▶ [Task instructions] Find every line containing the word "Baseline" in the records below; report only how many there are.
****
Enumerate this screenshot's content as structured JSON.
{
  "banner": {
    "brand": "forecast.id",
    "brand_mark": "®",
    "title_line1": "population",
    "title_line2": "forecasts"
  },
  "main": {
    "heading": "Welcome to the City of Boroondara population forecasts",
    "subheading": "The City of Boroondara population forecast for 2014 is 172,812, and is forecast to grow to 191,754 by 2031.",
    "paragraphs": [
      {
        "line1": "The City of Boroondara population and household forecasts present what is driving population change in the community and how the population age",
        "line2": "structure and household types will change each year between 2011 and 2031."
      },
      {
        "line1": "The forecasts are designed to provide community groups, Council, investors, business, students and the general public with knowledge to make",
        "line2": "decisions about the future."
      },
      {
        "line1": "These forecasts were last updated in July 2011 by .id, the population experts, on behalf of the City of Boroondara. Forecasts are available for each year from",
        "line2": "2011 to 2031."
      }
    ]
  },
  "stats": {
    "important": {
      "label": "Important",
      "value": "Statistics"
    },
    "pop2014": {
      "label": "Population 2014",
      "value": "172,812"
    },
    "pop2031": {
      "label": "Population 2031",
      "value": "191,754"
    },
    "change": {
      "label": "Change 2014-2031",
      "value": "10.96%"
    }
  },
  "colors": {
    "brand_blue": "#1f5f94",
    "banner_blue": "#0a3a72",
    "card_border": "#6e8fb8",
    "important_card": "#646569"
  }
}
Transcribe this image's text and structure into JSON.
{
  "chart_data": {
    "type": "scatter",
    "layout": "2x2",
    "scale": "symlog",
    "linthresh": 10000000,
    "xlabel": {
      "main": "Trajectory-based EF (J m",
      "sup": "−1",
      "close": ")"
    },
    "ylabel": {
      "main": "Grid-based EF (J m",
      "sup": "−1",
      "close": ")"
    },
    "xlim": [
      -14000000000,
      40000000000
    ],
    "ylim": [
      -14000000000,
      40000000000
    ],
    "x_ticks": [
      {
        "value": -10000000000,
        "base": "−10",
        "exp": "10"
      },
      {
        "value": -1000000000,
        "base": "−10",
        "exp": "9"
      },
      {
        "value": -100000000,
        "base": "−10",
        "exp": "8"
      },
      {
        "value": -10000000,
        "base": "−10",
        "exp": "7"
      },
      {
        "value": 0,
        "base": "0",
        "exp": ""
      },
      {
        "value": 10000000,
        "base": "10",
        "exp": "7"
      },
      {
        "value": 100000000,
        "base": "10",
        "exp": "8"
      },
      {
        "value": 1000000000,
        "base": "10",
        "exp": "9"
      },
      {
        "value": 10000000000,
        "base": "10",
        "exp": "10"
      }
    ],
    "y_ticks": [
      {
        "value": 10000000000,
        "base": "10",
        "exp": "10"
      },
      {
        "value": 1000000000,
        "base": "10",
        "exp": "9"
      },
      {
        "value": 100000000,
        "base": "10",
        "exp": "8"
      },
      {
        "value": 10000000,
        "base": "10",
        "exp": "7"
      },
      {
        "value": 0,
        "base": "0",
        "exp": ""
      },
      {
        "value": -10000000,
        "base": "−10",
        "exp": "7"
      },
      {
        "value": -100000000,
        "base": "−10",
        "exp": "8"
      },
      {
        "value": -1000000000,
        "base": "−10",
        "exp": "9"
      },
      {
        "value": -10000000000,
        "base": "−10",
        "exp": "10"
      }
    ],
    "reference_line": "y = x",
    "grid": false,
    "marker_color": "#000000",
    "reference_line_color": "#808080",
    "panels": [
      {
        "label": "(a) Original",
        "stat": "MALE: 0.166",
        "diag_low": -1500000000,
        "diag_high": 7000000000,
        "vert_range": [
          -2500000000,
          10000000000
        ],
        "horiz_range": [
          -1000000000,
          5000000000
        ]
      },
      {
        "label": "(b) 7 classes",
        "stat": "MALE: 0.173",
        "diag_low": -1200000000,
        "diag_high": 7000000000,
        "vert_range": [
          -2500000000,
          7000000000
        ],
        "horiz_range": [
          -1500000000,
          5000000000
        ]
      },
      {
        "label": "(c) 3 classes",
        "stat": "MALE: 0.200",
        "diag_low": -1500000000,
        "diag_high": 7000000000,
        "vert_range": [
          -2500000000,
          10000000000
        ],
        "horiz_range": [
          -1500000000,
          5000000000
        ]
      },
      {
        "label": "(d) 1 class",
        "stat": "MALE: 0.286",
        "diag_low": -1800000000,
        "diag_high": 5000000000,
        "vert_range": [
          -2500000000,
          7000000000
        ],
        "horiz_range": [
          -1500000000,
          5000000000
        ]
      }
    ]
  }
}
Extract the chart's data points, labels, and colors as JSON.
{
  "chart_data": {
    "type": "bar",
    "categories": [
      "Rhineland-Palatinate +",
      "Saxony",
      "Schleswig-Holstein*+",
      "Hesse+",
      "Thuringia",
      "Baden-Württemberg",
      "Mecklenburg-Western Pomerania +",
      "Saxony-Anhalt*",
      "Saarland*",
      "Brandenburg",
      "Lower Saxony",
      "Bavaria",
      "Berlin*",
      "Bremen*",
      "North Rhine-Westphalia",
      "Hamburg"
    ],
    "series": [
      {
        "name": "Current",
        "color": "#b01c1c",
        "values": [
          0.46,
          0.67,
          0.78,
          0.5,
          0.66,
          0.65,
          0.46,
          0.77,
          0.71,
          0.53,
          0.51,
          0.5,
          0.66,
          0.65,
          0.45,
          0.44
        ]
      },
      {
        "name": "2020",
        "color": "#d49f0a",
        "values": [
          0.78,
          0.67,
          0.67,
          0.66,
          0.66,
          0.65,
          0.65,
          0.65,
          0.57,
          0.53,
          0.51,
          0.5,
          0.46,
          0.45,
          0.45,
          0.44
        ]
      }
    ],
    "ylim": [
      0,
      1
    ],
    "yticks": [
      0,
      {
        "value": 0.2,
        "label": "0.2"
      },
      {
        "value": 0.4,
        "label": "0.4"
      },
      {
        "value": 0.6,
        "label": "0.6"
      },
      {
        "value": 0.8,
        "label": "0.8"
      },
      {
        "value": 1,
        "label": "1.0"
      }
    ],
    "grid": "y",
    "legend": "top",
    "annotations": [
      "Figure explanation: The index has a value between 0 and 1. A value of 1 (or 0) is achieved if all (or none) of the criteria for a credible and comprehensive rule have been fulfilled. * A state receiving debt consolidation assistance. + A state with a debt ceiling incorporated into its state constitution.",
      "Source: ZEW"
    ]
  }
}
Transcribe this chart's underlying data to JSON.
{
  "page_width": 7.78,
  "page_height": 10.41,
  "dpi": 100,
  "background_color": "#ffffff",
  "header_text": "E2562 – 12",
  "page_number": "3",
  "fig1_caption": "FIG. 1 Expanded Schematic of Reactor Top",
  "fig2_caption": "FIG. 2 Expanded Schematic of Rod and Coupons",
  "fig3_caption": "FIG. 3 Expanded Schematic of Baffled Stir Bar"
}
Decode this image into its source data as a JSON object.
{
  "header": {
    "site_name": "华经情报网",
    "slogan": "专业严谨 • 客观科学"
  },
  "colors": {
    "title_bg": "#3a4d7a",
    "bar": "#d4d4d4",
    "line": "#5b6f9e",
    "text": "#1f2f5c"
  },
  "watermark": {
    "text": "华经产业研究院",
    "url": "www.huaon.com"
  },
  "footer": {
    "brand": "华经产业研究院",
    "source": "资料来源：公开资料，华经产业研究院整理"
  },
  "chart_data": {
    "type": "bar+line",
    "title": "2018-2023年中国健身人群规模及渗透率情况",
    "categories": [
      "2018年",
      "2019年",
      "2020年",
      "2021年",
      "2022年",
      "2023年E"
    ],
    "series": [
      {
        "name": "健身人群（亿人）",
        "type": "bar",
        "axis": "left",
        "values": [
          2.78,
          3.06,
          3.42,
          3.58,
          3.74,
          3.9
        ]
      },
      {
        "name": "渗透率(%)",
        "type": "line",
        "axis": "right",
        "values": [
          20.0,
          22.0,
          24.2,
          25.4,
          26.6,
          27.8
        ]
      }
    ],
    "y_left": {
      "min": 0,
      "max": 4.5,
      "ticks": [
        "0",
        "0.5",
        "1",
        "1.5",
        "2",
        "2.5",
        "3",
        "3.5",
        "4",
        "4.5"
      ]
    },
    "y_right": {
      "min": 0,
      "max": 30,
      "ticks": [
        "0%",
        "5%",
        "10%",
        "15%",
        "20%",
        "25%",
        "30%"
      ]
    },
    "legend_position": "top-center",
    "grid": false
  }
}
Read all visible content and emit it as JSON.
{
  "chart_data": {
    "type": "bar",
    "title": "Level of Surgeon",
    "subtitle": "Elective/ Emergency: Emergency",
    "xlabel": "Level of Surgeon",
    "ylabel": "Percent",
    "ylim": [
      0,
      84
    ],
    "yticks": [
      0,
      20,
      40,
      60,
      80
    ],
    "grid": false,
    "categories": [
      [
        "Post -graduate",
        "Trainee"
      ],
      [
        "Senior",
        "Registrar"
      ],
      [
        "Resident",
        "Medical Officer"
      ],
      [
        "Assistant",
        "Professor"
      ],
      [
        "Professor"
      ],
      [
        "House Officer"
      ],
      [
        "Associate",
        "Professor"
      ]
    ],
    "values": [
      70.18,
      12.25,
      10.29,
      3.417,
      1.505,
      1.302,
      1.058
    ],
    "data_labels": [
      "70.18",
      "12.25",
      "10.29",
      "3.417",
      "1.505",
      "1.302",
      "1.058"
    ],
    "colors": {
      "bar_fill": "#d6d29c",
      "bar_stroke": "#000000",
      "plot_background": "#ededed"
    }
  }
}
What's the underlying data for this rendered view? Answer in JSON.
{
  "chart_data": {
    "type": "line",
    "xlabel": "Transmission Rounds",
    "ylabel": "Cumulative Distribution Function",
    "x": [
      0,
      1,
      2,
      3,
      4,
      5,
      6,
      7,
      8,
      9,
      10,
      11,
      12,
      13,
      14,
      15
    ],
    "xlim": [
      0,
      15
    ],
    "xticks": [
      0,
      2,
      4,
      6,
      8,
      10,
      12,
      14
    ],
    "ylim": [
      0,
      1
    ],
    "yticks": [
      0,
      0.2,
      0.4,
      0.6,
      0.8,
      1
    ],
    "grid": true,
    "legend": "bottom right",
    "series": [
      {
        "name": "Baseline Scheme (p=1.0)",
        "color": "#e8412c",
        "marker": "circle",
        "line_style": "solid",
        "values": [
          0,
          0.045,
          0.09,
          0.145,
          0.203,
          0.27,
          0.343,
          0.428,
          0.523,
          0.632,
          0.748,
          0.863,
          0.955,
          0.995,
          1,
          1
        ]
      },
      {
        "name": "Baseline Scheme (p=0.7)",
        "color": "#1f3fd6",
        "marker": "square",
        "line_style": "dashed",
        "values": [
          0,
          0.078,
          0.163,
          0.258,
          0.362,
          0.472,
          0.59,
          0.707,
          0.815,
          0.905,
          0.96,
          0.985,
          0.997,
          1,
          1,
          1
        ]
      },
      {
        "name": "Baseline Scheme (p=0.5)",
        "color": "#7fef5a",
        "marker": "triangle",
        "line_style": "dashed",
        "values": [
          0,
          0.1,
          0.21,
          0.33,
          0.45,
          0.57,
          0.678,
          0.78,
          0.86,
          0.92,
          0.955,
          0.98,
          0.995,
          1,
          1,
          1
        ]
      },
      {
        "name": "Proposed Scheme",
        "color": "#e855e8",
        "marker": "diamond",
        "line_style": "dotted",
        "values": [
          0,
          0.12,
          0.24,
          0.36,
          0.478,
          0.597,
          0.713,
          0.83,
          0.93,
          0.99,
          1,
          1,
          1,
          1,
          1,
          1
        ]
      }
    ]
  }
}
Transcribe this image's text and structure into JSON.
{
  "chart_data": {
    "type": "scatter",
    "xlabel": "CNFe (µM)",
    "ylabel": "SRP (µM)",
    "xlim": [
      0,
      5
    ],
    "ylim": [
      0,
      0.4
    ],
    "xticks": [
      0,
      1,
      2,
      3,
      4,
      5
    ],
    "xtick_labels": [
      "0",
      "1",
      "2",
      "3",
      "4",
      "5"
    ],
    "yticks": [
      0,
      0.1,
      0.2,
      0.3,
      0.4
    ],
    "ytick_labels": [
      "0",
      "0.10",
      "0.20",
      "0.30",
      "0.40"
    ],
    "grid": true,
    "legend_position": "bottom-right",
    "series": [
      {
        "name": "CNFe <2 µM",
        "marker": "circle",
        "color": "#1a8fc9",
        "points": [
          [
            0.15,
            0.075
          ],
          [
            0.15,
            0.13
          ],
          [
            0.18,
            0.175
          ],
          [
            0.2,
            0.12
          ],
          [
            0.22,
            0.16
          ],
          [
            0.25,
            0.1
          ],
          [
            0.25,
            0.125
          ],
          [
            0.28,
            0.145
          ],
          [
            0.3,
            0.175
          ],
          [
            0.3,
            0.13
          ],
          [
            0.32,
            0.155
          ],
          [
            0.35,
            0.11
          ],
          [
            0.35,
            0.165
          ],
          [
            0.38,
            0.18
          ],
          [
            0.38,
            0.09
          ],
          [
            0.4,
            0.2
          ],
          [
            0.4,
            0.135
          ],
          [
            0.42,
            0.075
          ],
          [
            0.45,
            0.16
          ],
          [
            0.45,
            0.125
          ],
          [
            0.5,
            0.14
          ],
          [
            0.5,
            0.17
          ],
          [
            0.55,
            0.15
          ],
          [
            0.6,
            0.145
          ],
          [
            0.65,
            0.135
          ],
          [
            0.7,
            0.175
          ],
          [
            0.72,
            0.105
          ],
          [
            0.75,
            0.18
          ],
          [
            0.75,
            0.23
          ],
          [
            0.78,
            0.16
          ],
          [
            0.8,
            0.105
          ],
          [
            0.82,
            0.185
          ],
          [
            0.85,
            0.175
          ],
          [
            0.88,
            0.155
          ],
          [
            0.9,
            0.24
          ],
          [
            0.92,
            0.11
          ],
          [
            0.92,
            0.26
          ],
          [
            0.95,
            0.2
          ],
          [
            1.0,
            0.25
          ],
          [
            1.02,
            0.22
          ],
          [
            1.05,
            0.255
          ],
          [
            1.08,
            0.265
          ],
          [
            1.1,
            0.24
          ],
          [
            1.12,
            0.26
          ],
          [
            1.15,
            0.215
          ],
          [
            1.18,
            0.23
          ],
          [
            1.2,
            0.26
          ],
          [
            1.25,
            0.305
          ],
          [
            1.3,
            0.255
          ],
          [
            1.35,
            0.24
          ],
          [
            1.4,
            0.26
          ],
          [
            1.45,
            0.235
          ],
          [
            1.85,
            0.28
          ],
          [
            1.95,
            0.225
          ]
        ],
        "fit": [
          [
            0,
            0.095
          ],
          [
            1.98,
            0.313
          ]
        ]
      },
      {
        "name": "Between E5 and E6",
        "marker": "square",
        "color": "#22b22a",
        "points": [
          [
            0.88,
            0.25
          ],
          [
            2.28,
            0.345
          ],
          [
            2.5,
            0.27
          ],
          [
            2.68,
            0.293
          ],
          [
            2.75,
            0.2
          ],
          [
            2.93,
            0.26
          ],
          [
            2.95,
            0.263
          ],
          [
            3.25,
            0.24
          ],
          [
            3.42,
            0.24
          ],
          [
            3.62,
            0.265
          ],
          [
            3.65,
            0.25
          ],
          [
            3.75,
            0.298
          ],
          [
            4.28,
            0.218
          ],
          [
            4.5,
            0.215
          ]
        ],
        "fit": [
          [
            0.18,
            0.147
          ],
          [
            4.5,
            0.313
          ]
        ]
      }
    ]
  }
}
****
▶ [Result for this task] 3